:: Written exercise ::
Return every line of the records below verbatim, with no pictures in the copy.

:: Given information ::
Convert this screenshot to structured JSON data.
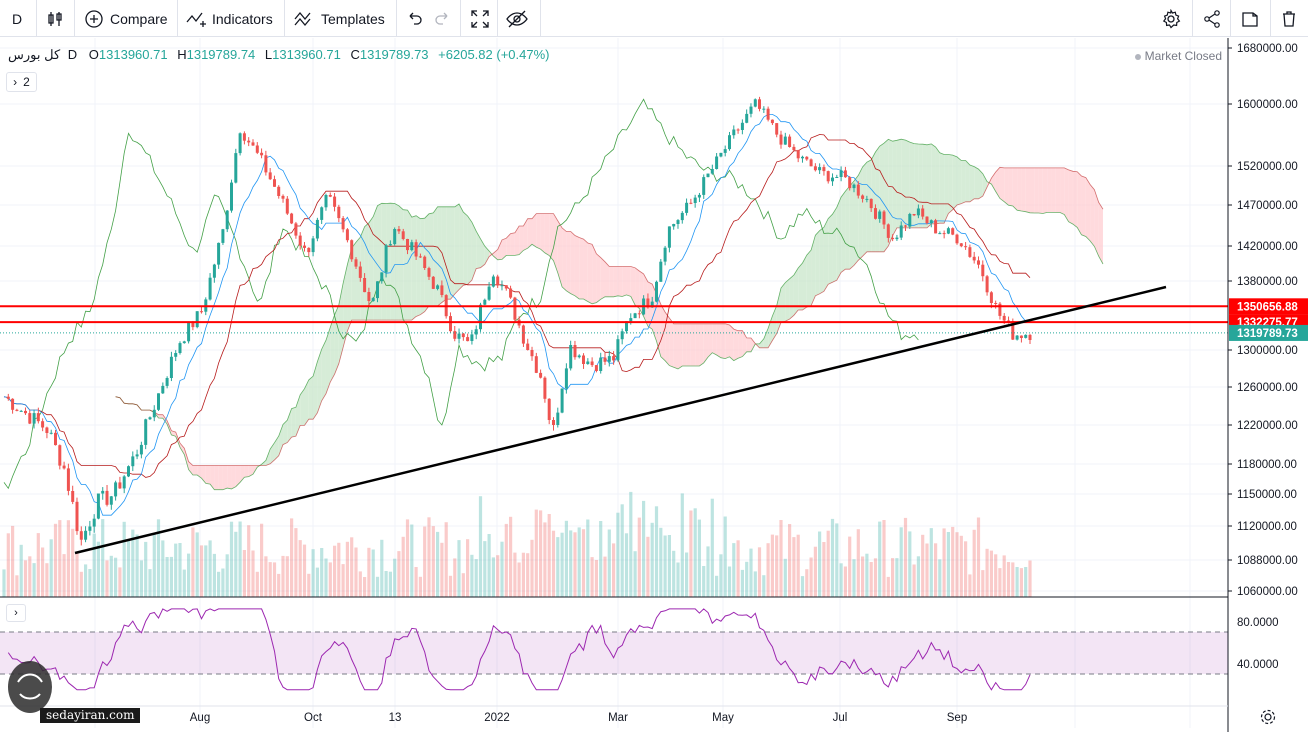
{
  "toolbar": {
    "interval": "D",
    "compare_label": "Compare",
    "indicators_label": "Indicators",
    "templates_label": "Templates"
  },
  "legend": {
    "symbol": "کل بورس",
    "interval": "D",
    "open_label": "O",
    "open": "1313960.71",
    "high_label": "H",
    "high": "1319789.74",
    "low_label": "L",
    "low": "1313960.71",
    "close_label": "C",
    "close": "1319789.73",
    "change": "+6205.82 (+0.47%)",
    "collapse_count": "2"
  },
  "market_status": "Market Closed",
  "price_tags": {
    "tag1": "1350656.88",
    "tag2": "1332275.77",
    "tag3": "1319789.73"
  },
  "rsi_ticks": [
    "80.0000",
    "40.0000"
  ],
  "watermark": "sedayiran.com",
  "colors": {
    "up": "#26a69a",
    "down": "#ef5350",
    "tenkan": "#2196f3",
    "kijun": "#b71c1c",
    "lagging": "#43a047",
    "cloud_bull": "#c8e6c9",
    "cloud_bear": "#ffcdd2",
    "rsi": "#9c27b0",
    "hline": "#ff0000",
    "trendline": "#000000"
  },
  "chart_data": {
    "type": "candlestick",
    "symbol": "کل بورس",
    "interval": "D",
    "y_ticks": [
      1680000,
      1600000,
      1520000,
      1470000,
      1420000,
      1380000,
      1300000,
      1260000,
      1220000,
      1180000,
      1150000,
      1120000,
      1088000,
      1060000
    ],
    "y_tick_labels": [
      "1680000.00",
      "1600000.00",
      "1520000.00",
      "1470000.00",
      "1420000.00",
      "1380000.00",
      "1300000.00",
      "1260000.00",
      "1220000.00",
      "1180000.00",
      "1150000.00",
      "1120000.00",
      "1088000.00",
      "1060000.00"
    ],
    "x_labels": [
      "Aug",
      "Oct",
      "13",
      "2022",
      "Mar",
      "May",
      "Jul",
      "Sep"
    ],
    "close_path": [
      {
        "x": 0,
        "y": 1250000
      },
      {
        "x": 0.02,
        "y": 1232000
      },
      {
        "x": 0.04,
        "y": 1215000
      },
      {
        "x": 0.055,
        "y": 1175000
      },
      {
        "x": 0.07,
        "y": 1105000
      },
      {
        "x": 0.085,
        "y": 1142000
      },
      {
        "x": 0.1,
        "y": 1150000
      },
      {
        "x": 0.12,
        "y": 1190000
      },
      {
        "x": 0.14,
        "y": 1250000
      },
      {
        "x": 0.16,
        "y": 1310000
      },
      {
        "x": 0.18,
        "y": 1345000
      },
      {
        "x": 0.2,
        "y": 1440000
      },
      {
        "x": 0.215,
        "y": 1570000
      },
      {
        "x": 0.235,
        "y": 1525000
      },
      {
        "x": 0.255,
        "y": 1470000
      },
      {
        "x": 0.275,
        "y": 1410000
      },
      {
        "x": 0.295,
        "y": 1480000
      },
      {
        "x": 0.315,
        "y": 1420000
      },
      {
        "x": 0.335,
        "y": 1350000
      },
      {
        "x": 0.355,
        "y": 1445000
      },
      {
        "x": 0.375,
        "y": 1410000
      },
      {
        "x": 0.395,
        "y": 1370000
      },
      {
        "x": 0.41,
        "y": 1320000
      },
      {
        "x": 0.425,
        "y": 1305000
      },
      {
        "x": 0.445,
        "y": 1395000
      },
      {
        "x": 0.46,
        "y": 1360000
      },
      {
        "x": 0.475,
        "y": 1310000
      },
      {
        "x": 0.49,
        "y": 1270000
      },
      {
        "x": 0.5,
        "y": 1210000
      },
      {
        "x": 0.515,
        "y": 1305000
      },
      {
        "x": 0.535,
        "y": 1285000
      },
      {
        "x": 0.555,
        "y": 1290000
      },
      {
        "x": 0.57,
        "y": 1340000
      },
      {
        "x": 0.59,
        "y": 1360000
      },
      {
        "x": 0.605,
        "y": 1440000
      },
      {
        "x": 0.625,
        "y": 1470000
      },
      {
        "x": 0.645,
        "y": 1515000
      },
      {
        "x": 0.665,
        "y": 1560000
      },
      {
        "x": 0.685,
        "y": 1600000
      },
      {
        "x": 0.705,
        "y": 1560000
      },
      {
        "x": 0.725,
        "y": 1530000
      },
      {
        "x": 0.745,
        "y": 1510000
      },
      {
        "x": 0.765,
        "y": 1505000
      },
      {
        "x": 0.785,
        "y": 1480000
      },
      {
        "x": 0.81,
        "y": 1430000
      },
      {
        "x": 0.83,
        "y": 1462000
      },
      {
        "x": 0.85,
        "y": 1440000
      },
      {
        "x": 0.87,
        "y": 1430000
      },
      {
        "x": 0.89,
        "y": 1395000
      },
      {
        "x": 0.905,
        "y": 1345000
      },
      {
        "x": 0.92,
        "y": 1318000
      },
      {
        "x": 0.935,
        "y": 1320000
      }
    ],
    "rsi_ticks": [
      80,
      40
    ],
    "rsi_band": [
      30,
      70
    ],
    "horizontal_lines": [
      1350656.88,
      1332275.77
    ],
    "last_price": 1319789.73
  }
}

:: Reply ::
Convert this screenshot to structured JSON data.
{
  "toolbar": {
    "interval": "D",
    "compare_label": "Compare",
    "indicators_label": "Indicators",
    "templates_label": "Templates"
  },
  "legend": {
    "symbol": "کل بورس",
    "interval": "D",
    "open_label": "O",
    "open": "1313960.71",
    "high_label": "H",
    "high": "1319789.74",
    "low_label": "L",
    "low": "1313960.71",
    "close_label": "C",
    "close": "1319789.73",
    "change": "+6205.82 (+0.47%)",
    "collapse_count": "2"
  },
  "market_status": "Market Closed",
  "price_tags": {
    "tag1": "1350656.88",
    "tag2": "1332275.77",
    "tag3": "1319789.73"
  },
  "rsi_ticks": [
    "80.0000",
    "40.0000"
  ],
  "watermark": "sedayiran.com",
  "colors": {
    "up": "#26a69a",
    "down": "#ef5350",
    "tenkan": "#2196f3",
    "kijun": "#b71c1c",
    "lagging": "#43a047",
    "cloud_bull": "#c8e6c9",
    "cloud_bear": "#ffcdd2",
    "rsi": "#9c27b0",
    "hline": "#ff0000",
    "trendline": "#000000"
  },
  "chart_data": {
    "type": "candlestick",
    "symbol": "کل بورس",
    "interval": "D",
    "y_ticks": [
      1680000,
      1600000,
      1520000,
      1470000,
      1420000,
      1380000,
      1300000,
      1260000,
      1220000,
      1180000,
      1150000,
      1120000,
      1088000,
      1060000
    ],
    "y_tick_labels": [
      "1680000.00",
      "1600000.00",
      "1520000.00",
      "1470000.00",
      "1420000.00",
      "1380000.00",
      "1300000.00",
      "1260000.00",
      "1220000.00",
      "1180000.00",
      "1150000.00",
      "1120000.00",
      "1088000.00",
      "1060000.00"
    ],
    "x_labels": [
      "Aug",
      "Oct",
      "13",
      "2022",
      "Mar",
      "May",
      "Jul",
      "Sep"
    ],
    "close_path": [
      {
        "x": 0,
        "y": 1250000
      },
      {
        "x": 0.02,
        "y": 1232000
      },
      {
        "x": 0.04,
        "y": 1215000
      },
      {
        "x": 0.055,
        "y": 1175000
      },
      {
        "x": 0.07,
        "y": 1105000
      },
      {
        "x": 0.085,
        "y": 1142000
      },
      {
        "x": 0.1,
        "y": 1150000
      },
      {
        "x": 0.12,
        "y": 1190000
      },
      {
        "x": 0.14,
        "y": 1250000
      },
      {
        "x": 0.16,
        "y": 1310000
      },
      {
        "x": 0.18,
        "y": 1345000
      },
      {
        "x": 0.2,
        "y": 1440000
      },
      {
        "x": 0.215,
        "y": 1570000
      },
      {
        "x": 0.235,
        "y": 1525000
      },
      {
        "x": 0.255,
        "y": 1470000
      },
      {
        "x": 0.275,
        "y": 1410000
      },
      {
        "x": 0.295,
        "y": 1480000
      },
      {
        "x": 0.315,
        "y": 1420000
      },
      {
        "x": 0.335,
        "y": 1350000
      },
      {
        "x": 0.355,
        "y": 1445000
      },
      {
        "x": 0.375,
        "y": 1410000
      },
      {
        "x": 0.395,
        "y": 1370000
      },
      {
        "x": 0.41,
        "y": 1320000
      },
      {
        "x": 0.425,
        "y": 1305000
      },
      {
        "x": 0.445,
        "y": 1395000
      },
      {
        "x": 0.46,
        "y": 1360000
      },
      {
        "x": 0.475,
        "y": 1310000
      },
      {
        "x": 0.49,
        "y": 1270000
      },
      {
        "x": 0.5,
        "y": 1210000
      },
      {
        "x": 0.515,
        "y": 1305000
      },
      {
        "x": 0.535,
        "y": 1285000
      },
      {
        "x": 0.555,
        "y": 1290000
      },
      {
        "x": 0.57,
        "y": 1340000
      },
      {
        "x": 0.59,
        "y": 1360000
      },
      {
        "x": 0.605,
        "y": 1440000
      },
      {
        "x": 0.625,
        "y": 1470000
      },
      {
        "x": 0.645,
        "y": 1515000
      },
      {
        "x": 0.665,
        "y": 1560000
      },
      {
        "x": 0.685,
        "y": 1600000
      },
      {
        "x": 0.705,
        "y": 1560000
      },
      {
        "x": 0.725,
        "y": 1530000
      },
      {
        "x": 0.745,
        "y": 1510000
      },
      {
        "x": 0.765,
        "y": 1505000
      },
      {
        "x": 0.785,
        "y": 1480000
      },
      {
        "x": 0.81,
        "y": 1430000
      },
      {
        "x": 0.83,
        "y": 1462000
      },
      {
        "x": 0.85,
        "y": 1440000
      },
      {
        "x": 0.87,
        "y": 1430000
      },
      {
        "x": 0.89,
        "y": 1395000
      },
      {
        "x": 0.905,
        "y": 1345000
      },
      {
        "x": 0.92,
        "y": 1318000
      },
      {
        "x": 0.935,
        "y": 1320000
      }
    ],
    "rsi_ticks": [
      80,
      40
    ],
    "rsi_band": [
      30,
      70
    ],
    "horizontal_lines": [
      1350656.88,
      1332275.77
    ],
    "last_price": 1319789.73
  }
}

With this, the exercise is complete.